Please retype the listing below, matching every line exactly.

----- Data under study

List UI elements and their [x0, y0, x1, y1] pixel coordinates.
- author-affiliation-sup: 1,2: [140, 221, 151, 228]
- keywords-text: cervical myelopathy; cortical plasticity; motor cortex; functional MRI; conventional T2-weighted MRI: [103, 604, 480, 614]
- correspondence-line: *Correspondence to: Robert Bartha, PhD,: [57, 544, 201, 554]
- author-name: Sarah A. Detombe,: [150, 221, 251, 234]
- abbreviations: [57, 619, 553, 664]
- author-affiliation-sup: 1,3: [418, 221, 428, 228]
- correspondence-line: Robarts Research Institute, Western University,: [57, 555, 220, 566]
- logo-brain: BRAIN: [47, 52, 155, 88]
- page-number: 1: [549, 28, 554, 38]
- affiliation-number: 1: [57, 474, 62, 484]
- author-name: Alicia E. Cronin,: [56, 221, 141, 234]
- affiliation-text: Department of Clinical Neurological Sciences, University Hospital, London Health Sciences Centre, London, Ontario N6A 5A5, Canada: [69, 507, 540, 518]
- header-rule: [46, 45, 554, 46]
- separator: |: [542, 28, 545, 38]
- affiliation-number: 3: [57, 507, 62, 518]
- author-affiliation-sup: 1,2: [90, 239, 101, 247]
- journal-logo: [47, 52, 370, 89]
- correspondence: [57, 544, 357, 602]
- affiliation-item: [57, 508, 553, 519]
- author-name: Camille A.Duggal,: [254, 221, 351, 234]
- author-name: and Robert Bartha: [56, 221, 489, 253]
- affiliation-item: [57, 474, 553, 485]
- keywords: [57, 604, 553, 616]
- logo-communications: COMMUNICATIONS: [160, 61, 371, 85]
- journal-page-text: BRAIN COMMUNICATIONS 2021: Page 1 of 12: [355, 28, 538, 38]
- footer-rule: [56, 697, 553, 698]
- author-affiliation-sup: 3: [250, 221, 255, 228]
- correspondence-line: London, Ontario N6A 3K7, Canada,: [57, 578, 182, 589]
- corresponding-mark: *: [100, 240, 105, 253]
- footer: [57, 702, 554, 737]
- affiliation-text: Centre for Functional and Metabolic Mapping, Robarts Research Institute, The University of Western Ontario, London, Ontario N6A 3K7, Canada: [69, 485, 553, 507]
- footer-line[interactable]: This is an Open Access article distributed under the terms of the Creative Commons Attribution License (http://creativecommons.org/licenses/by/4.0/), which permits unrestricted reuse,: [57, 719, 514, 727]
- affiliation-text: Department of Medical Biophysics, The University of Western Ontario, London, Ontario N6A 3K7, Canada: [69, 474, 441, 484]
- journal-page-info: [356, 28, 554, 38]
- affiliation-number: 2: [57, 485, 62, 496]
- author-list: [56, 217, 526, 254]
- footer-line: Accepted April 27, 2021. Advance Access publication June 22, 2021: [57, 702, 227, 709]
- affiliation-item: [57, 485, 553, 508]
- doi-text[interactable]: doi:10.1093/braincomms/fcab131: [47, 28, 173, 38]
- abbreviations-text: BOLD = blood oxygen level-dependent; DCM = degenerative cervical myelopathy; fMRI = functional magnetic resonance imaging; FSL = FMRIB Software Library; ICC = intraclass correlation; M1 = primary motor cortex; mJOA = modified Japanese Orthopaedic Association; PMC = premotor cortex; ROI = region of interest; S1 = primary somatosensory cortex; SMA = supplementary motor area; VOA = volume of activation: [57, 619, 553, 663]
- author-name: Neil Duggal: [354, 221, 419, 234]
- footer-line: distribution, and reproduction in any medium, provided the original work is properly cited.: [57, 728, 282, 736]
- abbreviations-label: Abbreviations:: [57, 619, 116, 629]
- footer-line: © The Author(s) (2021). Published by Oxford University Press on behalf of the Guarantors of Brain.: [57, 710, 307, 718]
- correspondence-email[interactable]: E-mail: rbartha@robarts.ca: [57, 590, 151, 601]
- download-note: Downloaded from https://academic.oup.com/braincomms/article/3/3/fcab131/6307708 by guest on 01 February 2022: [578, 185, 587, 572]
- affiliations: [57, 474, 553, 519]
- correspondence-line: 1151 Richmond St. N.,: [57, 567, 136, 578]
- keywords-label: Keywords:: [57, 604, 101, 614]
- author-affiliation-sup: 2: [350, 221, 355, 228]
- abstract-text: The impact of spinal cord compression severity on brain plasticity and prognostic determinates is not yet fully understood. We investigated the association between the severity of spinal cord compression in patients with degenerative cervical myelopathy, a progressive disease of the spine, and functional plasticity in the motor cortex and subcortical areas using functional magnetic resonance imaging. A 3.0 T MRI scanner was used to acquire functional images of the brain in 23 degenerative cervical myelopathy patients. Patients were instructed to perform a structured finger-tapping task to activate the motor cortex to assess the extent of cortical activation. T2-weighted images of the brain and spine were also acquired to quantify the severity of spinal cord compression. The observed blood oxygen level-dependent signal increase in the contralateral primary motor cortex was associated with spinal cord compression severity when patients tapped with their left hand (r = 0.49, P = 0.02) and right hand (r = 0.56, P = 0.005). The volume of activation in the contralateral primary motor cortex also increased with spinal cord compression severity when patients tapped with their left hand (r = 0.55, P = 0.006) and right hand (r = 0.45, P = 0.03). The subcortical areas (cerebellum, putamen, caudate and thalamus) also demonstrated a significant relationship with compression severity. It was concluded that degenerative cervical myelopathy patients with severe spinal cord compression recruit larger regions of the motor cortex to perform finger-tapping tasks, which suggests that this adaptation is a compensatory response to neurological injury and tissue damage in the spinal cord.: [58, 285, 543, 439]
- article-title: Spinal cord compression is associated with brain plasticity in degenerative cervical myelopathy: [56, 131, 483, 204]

----------

[Solved problem]:
List UI elements and their [x0, y0, x1, y1] pixel coordinates.
- author-affiliation-sup: 1,2: [140, 221, 151, 228]
- keywords-text: cervical myelopathy; cortical plasticity; motor cortex; functional MRI; conventional T2-weighted MRI: [103, 604, 480, 614]
- correspondence-line: *Correspondence to: Robert Bartha, PhD,: [57, 544, 201, 554]
- author-name: Sarah A. Detombe,: [150, 221, 251, 234]
- abbreviations: [57, 619, 553, 664]
- author-affiliation-sup: 1,3: [418, 221, 428, 228]
- correspondence-line: Robarts Research Institute, Western University,: [57, 555, 220, 566]
- logo-brain: BRAIN: [47, 52, 155, 88]
- page-number: 1: [549, 28, 554, 38]
- affiliation-number: 1: [57, 474, 62, 484]
- author-name: Alicia E. Cronin,: [56, 221, 141, 234]
- affiliation-text: Department of Clinical Neurological Sciences, University Hospital, London Health Sciences Centre, London, Ontario N6A 5A5, Canada: [69, 507, 540, 518]
- header-rule: [46, 45, 554, 46]
- separator: |: [542, 28, 545, 38]
- affiliation-number: 3: [57, 507, 62, 518]
- author-affiliation-sup: 1,2: [90, 239, 101, 247]
- journal-logo: [47, 52, 370, 89]
- correspondence: [57, 544, 357, 602]
- affiliation-item: [57, 508, 553, 519]
- author-name: Camille A.Duggal,: [254, 221, 351, 234]
- author-name: and Robert Bartha: [56, 221, 489, 253]
- affiliation-item: [57, 474, 553, 485]
- keywords: [57, 604, 553, 616]
- logo-communications: COMMUNICATIONS: [160, 61, 371, 85]
- journal-page-text: BRAIN COMMUNICATIONS 2021: Page 1 of 12: [355, 28, 538, 38]
- footer-rule: [56, 697, 553, 698]
- author-affiliation-sup: 3: [250, 221, 255, 228]
- correspondence-line: London, Ontario N6A 3K7, Canada,: [57, 578, 182, 589]
- corresponding-mark: *: [100, 240, 105, 253]
- footer: [57, 702, 554, 737]
- affiliation-text: Centre for Functional and Metabolic Mapping, Robarts Research Institute, The University of Western Ontario, London, Ontario N6A 3K7, Canada: [69, 485, 553, 507]
- footer-line[interactable]: This is an Open Access article distributed under the terms of the Creative Commons Attribution License (http://creativecommons.org/licenses/by/4.0/), which permits unrestricted reuse,: [57, 719, 514, 727]
- affiliation-text: Department of Medical Biophysics, The University of Western Ontario, London, Ontario N6A 3K7, Canada: [69, 474, 441, 484]
- journal-page-info: [356, 28, 554, 38]
- affiliation-number: 2: [57, 485, 62, 496]
- author-list: [56, 217, 526, 254]
- footer-line: Accepted April 27, 2021. Advance Access publication June 22, 2021: [57, 702, 227, 709]
- affiliation-item: [57, 485, 553, 508]
- doi-text[interactable]: doi:10.1093/braincomms/fcab131: [47, 28, 173, 38]
- abbreviations-text: BOLD = blood oxygen level-dependent; DCM = degenerative cervical myelopathy; fMRI = functional magnetic resonance imaging; FSL = FMRIB Software Library; ICC = intraclass correlation; M1 = primary motor cortex; mJOA = modified Japanese Orthopaedic Association; PMC = premotor cortex; ROI = region of interest; S1 = primary somatosensory cortex; SMA = supplementary motor area; VOA = volume of activation: [57, 619, 553, 663]
- author-name: Neil Duggal: [354, 221, 419, 234]
- footer-line: distribution, and reproduction in any medium, provided the original work is properly cited.: [57, 728, 282, 736]
- abbreviations-label: Abbreviations:: [57, 619, 116, 629]
- footer-line: © The Author(s) (2021). Published by Oxford University Press on behalf of the Guarantors of Brain.: [57, 710, 307, 718]
- correspondence-email[interactable]: E-mail: rbartha@robarts.ca: [57, 590, 151, 601]
- download-note: Downloaded from https://academic.oup.com/braincomms/article/3/3/fcab131/6307708 by guest on 01 February 2022: [578, 185, 587, 572]
- affiliations: [57, 474, 553, 519]
- correspondence-line: 1151 Richmond St. N.,: [57, 567, 136, 578]
- keywords-label: Keywords:: [57, 604, 101, 614]
- author-affiliation-sup: 2: [350, 221, 355, 228]
- abstract-text: The impact of spinal cord compression severity on brain plasticity and prognostic determinates is not yet fully understood. We investigated the association between the severity of spinal cord compression in patients with degenerative cervical myelopathy, a progressive disease of the spine, and functional plasticity in the motor cortex and subcortical areas using functional magnetic resonance imaging. A 3.0 T MRI scanner was used to acquire functional images of the brain in 23 degenerative cervical myelopathy patients. Patients were instructed to perform a structured finger-tapping task to activate the motor cortex to assess the extent of cortical activation. T2-weighted images of the brain and spine were also acquired to quantify the severity of spinal cord compression. The observed blood oxygen level-dependent signal increase in the contralateral primary motor cortex was associated with spinal cord compression severity when patients tapped with their left hand (r = 0.49, P = 0.02) and right hand (r = 0.56, P = 0.005). The volume of activation in the contralateral primary motor cortex also increased with spinal cord compression severity when patients tapped with their left hand (r = 0.55, P = 0.006) and right hand (r = 0.45, P = 0.03). The subcortical areas (cerebellum, putamen, caudate and thalamus) also demonstrated a significant relationship with compression severity. It was concluded that degenerative cervical myelopathy patients with severe spinal cord compression recruit larger regions of the motor cortex to perform finger-tapping tasks, which suggests that this adaptation is a compensatory response to neurological injury and tissue damage in the spinal cord.: [58, 285, 543, 439]
- article-title: Spinal cord compression is associated with brain plasticity in degenerative cervical myelopathy: [56, 131, 483, 204]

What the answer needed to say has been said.